_Extracted information_:
▶

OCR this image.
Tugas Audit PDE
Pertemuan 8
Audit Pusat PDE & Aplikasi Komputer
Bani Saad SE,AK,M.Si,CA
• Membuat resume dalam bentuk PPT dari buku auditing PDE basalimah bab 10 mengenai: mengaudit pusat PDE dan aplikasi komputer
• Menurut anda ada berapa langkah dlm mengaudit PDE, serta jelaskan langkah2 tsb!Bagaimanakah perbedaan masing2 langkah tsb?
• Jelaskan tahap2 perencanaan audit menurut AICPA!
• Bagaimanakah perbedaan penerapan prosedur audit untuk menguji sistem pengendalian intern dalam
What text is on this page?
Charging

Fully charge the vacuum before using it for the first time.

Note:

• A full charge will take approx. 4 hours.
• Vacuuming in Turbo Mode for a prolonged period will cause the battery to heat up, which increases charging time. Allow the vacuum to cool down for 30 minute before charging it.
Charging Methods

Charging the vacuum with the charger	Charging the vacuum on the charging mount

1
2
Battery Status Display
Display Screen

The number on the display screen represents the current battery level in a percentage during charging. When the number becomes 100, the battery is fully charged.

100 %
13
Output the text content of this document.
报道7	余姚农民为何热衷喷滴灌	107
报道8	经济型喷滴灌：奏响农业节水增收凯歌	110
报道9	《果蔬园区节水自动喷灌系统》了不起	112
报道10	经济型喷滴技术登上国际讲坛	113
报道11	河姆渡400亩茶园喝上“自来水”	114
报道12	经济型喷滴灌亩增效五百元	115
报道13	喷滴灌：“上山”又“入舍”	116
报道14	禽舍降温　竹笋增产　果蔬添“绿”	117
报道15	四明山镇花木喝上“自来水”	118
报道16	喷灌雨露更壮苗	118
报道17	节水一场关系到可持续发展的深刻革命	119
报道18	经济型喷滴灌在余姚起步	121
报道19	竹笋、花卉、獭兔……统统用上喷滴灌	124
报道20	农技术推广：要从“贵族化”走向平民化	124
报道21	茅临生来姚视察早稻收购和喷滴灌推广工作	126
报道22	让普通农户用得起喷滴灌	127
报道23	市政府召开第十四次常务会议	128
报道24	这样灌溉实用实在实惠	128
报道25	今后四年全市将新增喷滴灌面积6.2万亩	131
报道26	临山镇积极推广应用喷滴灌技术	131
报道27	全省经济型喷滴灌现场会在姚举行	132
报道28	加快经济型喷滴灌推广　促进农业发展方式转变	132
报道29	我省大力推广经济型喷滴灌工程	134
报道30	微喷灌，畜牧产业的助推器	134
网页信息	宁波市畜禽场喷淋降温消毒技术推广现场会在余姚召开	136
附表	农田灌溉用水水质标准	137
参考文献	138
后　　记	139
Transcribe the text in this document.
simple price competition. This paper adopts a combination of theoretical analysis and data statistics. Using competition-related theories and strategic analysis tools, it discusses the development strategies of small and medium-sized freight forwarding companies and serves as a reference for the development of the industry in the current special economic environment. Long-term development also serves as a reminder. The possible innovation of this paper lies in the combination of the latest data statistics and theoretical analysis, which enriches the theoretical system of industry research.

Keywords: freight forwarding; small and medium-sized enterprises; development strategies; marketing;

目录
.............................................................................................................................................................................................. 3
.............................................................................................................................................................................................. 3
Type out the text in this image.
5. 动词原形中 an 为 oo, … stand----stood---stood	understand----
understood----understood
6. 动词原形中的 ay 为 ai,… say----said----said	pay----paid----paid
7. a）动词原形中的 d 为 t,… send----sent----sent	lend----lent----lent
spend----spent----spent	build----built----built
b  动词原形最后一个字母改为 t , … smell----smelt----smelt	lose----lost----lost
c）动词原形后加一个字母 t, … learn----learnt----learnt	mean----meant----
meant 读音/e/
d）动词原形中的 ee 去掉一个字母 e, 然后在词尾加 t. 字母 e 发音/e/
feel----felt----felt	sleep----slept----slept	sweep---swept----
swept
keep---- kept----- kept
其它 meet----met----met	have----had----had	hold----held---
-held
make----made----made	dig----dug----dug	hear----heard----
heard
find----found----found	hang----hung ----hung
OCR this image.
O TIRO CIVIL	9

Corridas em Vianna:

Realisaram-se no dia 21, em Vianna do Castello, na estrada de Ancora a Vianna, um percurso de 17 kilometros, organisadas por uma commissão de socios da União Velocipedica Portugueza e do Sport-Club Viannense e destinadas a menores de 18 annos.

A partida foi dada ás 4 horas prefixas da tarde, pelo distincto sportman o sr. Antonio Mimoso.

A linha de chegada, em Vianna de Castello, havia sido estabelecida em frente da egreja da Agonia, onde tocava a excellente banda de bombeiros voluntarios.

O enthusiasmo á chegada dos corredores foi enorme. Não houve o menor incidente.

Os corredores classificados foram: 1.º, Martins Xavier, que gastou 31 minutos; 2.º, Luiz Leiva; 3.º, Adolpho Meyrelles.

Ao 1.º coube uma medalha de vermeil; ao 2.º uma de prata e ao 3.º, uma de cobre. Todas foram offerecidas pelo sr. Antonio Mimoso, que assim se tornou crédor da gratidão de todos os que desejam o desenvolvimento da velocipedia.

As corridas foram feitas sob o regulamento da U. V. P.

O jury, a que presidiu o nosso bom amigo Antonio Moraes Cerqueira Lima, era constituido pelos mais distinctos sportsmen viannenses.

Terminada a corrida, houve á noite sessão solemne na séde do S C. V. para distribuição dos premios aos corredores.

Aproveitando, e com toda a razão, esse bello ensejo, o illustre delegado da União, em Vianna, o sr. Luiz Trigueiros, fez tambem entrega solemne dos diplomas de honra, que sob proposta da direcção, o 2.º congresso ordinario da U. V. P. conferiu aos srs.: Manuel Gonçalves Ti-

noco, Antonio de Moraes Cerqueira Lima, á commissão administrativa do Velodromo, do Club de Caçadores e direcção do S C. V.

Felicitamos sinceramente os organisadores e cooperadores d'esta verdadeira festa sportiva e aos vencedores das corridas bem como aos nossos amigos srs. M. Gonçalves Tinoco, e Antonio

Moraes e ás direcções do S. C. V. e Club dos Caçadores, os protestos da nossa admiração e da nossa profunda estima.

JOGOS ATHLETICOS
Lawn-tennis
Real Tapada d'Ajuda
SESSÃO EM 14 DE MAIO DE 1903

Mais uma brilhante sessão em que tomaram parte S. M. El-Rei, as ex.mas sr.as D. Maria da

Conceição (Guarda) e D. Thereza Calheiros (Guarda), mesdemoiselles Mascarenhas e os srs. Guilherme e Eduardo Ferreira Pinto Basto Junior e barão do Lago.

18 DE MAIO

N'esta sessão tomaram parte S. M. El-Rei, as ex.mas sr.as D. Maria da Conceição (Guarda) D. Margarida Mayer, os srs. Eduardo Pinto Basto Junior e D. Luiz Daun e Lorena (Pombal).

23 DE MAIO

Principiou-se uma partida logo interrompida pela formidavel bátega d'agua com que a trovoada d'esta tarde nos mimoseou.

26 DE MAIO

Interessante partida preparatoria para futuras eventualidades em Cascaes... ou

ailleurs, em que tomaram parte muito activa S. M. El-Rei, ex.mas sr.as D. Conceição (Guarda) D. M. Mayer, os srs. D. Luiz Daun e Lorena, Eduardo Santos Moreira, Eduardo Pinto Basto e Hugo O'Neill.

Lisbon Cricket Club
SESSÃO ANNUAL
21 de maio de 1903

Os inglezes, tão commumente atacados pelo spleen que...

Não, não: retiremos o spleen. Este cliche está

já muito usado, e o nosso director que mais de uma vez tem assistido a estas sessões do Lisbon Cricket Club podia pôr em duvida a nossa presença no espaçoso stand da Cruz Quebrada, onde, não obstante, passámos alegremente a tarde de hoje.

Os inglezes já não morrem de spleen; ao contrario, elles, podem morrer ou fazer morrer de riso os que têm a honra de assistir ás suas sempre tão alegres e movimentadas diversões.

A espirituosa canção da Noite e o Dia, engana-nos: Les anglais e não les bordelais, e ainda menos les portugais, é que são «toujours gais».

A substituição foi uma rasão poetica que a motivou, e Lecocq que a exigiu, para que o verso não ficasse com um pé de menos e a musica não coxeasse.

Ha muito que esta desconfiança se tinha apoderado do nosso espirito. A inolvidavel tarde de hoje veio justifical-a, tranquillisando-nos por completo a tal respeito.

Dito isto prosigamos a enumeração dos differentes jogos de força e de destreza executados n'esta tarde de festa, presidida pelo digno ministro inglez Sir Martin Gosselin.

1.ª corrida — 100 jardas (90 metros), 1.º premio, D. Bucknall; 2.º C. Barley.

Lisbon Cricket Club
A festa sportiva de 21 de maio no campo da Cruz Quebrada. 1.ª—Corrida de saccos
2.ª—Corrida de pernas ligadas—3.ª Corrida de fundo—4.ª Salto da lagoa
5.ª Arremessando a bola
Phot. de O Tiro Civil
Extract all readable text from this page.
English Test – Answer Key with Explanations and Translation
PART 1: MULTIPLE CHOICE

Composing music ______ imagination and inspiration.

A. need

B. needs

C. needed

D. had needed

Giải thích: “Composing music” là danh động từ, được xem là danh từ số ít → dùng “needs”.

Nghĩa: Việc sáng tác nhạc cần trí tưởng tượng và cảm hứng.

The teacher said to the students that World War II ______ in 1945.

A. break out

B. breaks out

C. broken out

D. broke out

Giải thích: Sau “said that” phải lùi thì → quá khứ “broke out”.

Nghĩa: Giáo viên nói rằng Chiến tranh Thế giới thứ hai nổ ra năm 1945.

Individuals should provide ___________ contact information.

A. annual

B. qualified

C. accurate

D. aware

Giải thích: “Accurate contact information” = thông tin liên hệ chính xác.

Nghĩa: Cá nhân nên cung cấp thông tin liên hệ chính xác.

◀

_Task_: Within the material above, find the lines that contain the word "document"; copy them.

_Exercise answer_:
Output the text content of this document.
Transcribe the text in this document.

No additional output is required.